### What is being asked
Tell how many lines include the string "określoną". Answer with a single number.
....
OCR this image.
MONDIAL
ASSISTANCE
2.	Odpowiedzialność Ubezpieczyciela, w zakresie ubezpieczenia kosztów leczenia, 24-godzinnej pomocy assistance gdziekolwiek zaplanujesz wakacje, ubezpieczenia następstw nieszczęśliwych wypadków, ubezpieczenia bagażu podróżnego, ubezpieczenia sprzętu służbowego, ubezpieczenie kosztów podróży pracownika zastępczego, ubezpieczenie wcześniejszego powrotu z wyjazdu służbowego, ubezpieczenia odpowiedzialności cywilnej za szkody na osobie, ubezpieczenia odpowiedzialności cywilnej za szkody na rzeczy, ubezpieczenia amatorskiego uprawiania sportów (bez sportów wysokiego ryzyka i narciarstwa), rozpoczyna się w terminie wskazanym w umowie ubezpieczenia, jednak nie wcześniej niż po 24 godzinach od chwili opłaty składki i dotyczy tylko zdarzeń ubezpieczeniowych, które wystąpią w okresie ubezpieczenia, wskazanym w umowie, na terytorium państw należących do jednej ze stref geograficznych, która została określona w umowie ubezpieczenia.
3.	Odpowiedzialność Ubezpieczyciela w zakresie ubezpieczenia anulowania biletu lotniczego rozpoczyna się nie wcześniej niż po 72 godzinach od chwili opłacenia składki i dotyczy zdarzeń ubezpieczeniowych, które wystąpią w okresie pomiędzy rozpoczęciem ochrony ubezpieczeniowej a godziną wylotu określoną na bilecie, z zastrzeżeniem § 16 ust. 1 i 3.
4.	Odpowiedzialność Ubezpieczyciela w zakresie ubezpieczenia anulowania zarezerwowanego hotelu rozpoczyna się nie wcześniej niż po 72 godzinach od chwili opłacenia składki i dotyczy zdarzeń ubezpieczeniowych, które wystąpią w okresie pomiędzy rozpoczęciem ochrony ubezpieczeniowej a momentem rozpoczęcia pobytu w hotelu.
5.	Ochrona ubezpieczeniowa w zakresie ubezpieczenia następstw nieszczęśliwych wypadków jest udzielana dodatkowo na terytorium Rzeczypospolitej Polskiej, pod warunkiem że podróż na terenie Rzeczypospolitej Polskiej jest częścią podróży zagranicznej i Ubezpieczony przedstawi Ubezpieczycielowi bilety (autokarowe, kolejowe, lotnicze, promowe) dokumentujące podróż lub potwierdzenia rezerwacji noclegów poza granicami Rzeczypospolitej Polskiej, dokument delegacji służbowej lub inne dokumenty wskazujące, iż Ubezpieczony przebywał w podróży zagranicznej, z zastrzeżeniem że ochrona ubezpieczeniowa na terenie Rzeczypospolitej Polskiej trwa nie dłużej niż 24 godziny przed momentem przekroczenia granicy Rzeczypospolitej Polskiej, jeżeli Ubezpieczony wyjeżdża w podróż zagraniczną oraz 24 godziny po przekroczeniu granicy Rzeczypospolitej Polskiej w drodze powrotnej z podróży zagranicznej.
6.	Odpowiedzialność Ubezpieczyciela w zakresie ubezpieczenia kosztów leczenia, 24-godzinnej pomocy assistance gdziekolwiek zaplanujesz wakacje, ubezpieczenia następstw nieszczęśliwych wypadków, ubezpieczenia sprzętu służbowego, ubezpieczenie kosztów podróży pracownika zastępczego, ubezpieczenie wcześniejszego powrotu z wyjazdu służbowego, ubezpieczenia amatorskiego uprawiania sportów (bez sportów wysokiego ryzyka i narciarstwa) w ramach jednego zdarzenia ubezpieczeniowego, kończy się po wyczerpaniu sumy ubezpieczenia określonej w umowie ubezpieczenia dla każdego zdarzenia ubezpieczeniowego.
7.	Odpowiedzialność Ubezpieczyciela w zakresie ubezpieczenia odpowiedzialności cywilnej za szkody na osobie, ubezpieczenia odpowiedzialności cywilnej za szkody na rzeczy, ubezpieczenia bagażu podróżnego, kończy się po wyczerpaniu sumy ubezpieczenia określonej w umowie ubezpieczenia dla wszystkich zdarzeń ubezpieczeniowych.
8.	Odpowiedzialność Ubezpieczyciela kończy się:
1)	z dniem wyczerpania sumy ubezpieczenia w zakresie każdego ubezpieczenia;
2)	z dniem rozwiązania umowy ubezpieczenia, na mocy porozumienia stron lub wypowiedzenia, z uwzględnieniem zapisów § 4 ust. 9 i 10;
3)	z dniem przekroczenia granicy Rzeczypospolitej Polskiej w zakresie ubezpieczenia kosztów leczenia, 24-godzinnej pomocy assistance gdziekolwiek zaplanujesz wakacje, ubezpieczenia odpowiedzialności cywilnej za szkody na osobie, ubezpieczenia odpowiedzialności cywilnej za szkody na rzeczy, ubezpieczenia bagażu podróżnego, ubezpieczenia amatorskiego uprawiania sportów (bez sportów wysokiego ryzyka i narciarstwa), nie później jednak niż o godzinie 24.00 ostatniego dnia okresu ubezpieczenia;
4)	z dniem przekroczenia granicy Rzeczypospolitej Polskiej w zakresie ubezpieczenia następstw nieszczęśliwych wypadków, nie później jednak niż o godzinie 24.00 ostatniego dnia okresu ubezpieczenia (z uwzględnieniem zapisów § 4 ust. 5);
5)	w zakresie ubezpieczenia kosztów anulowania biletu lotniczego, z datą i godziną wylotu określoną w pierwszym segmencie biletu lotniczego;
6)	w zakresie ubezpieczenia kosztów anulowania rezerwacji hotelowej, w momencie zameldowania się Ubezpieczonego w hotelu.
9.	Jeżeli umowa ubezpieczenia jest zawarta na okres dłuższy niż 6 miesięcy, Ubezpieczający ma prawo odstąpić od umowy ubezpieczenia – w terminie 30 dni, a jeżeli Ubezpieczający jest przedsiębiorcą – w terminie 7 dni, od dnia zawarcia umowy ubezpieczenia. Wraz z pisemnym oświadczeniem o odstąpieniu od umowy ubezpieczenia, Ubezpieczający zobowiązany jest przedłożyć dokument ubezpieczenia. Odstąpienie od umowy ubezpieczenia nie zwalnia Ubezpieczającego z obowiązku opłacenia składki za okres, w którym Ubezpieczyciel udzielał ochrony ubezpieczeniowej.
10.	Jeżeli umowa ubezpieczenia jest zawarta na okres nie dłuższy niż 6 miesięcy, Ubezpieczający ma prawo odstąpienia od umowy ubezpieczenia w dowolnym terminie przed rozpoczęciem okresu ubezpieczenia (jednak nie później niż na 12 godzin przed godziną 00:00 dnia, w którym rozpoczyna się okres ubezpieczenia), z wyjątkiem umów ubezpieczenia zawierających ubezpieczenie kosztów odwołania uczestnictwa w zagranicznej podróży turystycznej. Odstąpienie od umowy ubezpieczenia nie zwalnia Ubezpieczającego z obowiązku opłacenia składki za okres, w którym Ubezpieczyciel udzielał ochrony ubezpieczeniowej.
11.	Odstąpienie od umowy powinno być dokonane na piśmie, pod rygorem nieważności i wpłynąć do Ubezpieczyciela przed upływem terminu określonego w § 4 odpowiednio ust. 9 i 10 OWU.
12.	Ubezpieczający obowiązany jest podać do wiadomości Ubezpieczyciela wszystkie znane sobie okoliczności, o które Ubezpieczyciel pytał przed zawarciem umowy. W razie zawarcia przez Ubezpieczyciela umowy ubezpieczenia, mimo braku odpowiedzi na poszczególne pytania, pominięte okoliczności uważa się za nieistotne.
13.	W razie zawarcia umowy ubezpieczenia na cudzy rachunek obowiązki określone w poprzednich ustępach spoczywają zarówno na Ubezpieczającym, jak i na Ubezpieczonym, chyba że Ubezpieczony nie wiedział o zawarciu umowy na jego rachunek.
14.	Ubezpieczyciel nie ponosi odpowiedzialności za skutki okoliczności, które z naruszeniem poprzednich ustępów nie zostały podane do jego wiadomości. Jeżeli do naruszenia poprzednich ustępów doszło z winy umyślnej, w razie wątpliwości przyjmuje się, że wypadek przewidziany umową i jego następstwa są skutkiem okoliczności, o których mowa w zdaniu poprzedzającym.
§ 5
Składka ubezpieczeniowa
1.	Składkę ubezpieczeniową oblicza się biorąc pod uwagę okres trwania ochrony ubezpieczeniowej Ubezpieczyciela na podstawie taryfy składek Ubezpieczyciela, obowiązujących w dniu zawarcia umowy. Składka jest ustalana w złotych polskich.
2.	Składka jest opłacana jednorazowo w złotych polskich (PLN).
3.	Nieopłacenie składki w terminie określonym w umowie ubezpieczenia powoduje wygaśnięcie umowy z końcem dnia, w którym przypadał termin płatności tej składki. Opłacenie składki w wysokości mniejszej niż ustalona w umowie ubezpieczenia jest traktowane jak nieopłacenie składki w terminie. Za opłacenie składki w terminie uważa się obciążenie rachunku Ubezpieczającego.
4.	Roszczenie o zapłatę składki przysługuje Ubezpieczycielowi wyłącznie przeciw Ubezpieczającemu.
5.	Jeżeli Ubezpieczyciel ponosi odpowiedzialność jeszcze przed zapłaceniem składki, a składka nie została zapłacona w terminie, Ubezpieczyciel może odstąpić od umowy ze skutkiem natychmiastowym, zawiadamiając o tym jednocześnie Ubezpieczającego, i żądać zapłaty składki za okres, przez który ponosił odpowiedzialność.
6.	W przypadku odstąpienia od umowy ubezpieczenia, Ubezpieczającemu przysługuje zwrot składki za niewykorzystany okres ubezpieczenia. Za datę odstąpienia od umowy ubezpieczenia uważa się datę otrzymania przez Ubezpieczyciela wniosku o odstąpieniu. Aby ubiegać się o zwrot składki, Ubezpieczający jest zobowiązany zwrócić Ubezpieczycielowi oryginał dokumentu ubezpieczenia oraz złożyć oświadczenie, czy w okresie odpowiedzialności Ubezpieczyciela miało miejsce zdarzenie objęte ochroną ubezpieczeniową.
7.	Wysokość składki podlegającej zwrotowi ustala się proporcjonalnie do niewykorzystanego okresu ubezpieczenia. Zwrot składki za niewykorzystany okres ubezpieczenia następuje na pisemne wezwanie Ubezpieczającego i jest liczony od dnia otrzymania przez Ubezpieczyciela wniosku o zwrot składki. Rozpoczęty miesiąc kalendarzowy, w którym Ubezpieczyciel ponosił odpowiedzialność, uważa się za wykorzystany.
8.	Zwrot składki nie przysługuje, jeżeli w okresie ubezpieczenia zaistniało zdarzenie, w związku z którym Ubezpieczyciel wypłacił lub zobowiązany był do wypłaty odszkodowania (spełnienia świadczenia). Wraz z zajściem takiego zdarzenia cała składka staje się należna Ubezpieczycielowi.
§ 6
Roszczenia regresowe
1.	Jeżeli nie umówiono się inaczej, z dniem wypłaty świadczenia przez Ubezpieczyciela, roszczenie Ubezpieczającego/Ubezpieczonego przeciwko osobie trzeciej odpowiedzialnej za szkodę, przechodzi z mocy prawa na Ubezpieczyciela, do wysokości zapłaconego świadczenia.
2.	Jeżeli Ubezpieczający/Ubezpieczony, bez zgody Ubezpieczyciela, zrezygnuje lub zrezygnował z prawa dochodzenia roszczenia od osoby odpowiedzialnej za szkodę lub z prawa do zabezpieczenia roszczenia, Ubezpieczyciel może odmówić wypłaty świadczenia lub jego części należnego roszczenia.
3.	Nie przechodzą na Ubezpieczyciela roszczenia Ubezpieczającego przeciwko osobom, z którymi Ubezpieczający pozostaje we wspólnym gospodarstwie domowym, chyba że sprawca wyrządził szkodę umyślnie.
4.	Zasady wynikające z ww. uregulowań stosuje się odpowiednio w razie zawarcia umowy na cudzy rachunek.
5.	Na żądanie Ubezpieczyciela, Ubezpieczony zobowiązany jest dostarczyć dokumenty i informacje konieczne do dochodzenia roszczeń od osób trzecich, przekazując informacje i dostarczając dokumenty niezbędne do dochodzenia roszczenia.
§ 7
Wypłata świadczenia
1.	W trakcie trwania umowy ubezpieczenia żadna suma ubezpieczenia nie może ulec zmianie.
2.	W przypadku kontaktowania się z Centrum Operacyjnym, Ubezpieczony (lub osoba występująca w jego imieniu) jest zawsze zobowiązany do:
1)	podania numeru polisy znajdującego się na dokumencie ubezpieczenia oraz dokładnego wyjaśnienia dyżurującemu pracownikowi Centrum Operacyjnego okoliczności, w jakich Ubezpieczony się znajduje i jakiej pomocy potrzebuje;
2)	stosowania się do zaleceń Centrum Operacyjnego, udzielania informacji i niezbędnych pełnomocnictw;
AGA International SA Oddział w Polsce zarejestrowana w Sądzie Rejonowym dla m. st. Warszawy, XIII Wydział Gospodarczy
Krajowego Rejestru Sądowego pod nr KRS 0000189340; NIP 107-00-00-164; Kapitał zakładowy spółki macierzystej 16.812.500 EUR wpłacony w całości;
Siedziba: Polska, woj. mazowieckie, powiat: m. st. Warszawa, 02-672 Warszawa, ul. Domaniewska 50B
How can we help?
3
....
### Solution to the problem
2